>> START PASSAGE PROVIDED
Hilary Rosen v Ann Romney: Will Mitt Benefit?
Resisting the cheap thrill of calling this the “War Between Women,” I nevertheless think this dustup pitting two views of modern womanhood against one another is worth acknowledging. Do you think Rosen was right in what she said?
Politico Arena asks:
During an appearance on CNN Wednesday night, Democratic commentator Hilary Rosen questioned whether Ann Romney was qualified to be talking about women’s economic issues since she’s “never worked a day in her life.”
On Twitter @AnnDRomney responded: “I made a choice to stay home and raise five boys. Believe me, it was hard work.”
Do Rosen’s comments advance the Democratic narrative of a GOP “war on women”?
Or is it a mean-spirted attack on Mitt Romney’s wife of 42 years that’s like to backfire on the Obama campaign and fellow Democrats? http://politi.co/HBRdyo
My Response:
Rosen’s words about Ann Romney were ill-chosen, unkind, and aggravate a festering boil even among women in the paid workplace who are struggling to balance work and family responsibilities. It’s not as though stay-at-home moms have no brains with which to consider economic issues.
That said, Rosen’s concerns about Ann Romney would have rung both accurate and true had she stated them differently. Romney had the luxury to stay home with her boys because of her privileged position as the wife of a man who has been wealthy all his life. For most women, paid employment isn’t a choice, it’s an economic necessity. But that’s not the only reason women work. It’s fulfilling to use one’s gifts to contribute to society both within and outside of the home. And it’s fulfilling to earn a paycheck—a fair paycheck.
With Equal Pay Day—the date in April when women across America are reminded of the 23% pay gap between them and men doing the same work—looming, Mitt Romney’s wildly inaccurate allegations about Obama causing women’s job losses, and his party’s 18% gender gap in key swing states because of their War on Women’s bodies and economic lives, the Republican standard bearer has a lot more to worry about than what Hilary Rosen is saying about his wife.
>> END PASSAGE PROVIDED
TASK REQUIREMENTS ::
A. Reproduce the passage of the commentary on Hilary Rosen and Ann Romney between "Hilary Rosen v" and "what she said?", inclusive.
B. In the commentary on Hilary Rosen and Ann Romney, what pay gap between women and men is Equal Pay Day said to remind women of?
C. Extend the commentary on Hilary Rosen and Ann Romney onward from its final sentence.
>> START EXCERPTED RECORDS
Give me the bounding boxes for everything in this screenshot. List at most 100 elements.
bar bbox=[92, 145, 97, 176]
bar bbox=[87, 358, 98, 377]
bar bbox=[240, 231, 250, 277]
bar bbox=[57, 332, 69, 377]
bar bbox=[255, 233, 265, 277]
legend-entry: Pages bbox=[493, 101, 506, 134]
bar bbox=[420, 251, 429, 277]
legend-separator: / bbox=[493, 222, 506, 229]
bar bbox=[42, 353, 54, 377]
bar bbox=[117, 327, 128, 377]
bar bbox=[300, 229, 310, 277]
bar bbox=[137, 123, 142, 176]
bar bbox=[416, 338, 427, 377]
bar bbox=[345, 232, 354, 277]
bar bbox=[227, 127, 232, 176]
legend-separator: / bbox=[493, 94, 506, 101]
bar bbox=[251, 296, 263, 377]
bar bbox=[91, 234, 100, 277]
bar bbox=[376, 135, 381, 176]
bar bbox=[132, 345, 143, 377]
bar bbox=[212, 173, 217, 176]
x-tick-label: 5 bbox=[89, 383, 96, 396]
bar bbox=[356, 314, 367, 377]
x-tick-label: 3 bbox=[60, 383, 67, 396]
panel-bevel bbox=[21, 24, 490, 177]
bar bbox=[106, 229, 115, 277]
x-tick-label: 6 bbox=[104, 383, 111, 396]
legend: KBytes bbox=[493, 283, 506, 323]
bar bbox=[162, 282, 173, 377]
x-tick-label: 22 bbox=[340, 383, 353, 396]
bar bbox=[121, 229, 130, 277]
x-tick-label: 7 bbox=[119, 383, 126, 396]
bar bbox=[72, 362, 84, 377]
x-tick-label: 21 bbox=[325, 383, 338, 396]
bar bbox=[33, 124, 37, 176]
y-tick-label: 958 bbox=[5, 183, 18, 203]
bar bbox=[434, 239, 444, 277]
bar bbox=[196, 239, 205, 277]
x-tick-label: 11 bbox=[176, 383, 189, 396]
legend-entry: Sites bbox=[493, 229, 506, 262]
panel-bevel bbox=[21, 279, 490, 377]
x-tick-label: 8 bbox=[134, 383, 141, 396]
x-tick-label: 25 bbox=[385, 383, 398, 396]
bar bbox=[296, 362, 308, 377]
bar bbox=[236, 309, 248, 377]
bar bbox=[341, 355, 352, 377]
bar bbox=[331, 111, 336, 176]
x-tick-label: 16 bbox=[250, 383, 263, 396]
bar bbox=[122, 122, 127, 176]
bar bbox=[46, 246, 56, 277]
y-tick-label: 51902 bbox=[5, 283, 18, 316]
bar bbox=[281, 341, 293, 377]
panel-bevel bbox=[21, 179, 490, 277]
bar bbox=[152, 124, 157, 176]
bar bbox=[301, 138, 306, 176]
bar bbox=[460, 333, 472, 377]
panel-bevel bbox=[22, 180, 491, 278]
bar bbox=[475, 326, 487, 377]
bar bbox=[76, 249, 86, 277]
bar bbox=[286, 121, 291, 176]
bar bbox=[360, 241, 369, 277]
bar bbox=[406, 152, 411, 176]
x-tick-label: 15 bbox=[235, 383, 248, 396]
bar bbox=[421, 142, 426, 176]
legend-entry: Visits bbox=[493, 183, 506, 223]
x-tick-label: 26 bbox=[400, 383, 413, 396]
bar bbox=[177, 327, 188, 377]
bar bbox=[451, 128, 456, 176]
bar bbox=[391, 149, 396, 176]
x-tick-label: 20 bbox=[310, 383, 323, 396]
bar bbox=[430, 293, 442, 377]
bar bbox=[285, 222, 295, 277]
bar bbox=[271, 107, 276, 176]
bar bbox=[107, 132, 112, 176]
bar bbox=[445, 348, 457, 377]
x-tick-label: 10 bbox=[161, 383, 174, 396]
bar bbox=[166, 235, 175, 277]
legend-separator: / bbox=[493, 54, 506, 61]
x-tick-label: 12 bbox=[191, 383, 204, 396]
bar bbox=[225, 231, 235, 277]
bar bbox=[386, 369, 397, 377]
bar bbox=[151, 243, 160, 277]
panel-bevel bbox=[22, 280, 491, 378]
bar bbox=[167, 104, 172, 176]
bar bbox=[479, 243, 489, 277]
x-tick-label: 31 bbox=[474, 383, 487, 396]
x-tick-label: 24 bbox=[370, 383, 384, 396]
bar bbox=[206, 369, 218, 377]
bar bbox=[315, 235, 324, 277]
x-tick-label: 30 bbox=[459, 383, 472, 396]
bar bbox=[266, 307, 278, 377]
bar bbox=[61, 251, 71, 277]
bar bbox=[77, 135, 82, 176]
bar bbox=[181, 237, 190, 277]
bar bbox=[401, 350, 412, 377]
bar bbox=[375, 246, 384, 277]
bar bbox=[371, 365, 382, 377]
>> END EXCERPTED RECORDS
ANSWERS TO EACH TASK ::
A.
Hilary Rosen v Ann Romney: Will Mitt Benefit?
Resisting the cheap thrill of calling this the “War Between Women,” I nevertheless think this dustup pitting two views of modern womanhood against one another is worth acknowledging. Do you think Rosen was right in what she said?

B. A 23% pay gap between women and men doing the same work.

C.
For the same reasons that her husband comes across as a man out-of-touch with working families since he grew up and remains wealthy beyond most people’s wildest expectations, Ann Romney—who undoubtedly had far more household help raising those five boys than most Americans can even imagine—can’t hide behind the “it took a lot of work” excuse to justify relinquishing whatever career aspirations she might have had as a young woman. She was able to maintain her no-longer-traditional role of wife as helpmeet in charge of child rearing only because she married a 1%’er.
GLORIA FELDT is the New York Times bestselling author of several books including No Excuses: 9 Ways Women Can Change How We Think About Power, a sought-after speaker and frequent contributor to major news outlets, and the Co-Founder and President of Take The Lead. People has called her “the voice of experience,” and among the many honors she has been given, Vanity Fair called her one of America’s “Top 200 Women Legends, Leaders, and Trailblazers,” and Glamour chose her as a “Woman of the Year.”
As co-founder and president of Take The Lead, a leading women’s leadership nonprofit, her mission is to achieve gender parity by 2025 through innovative training programs, workshops, a groundbreaking 50 Women Can Change The World immersive, online courses, a free weekly newsletter, and events including a monthly Virtual Happy Hour program and a Take The Lead Day symposium that reached over 400,000 women globally in 2017.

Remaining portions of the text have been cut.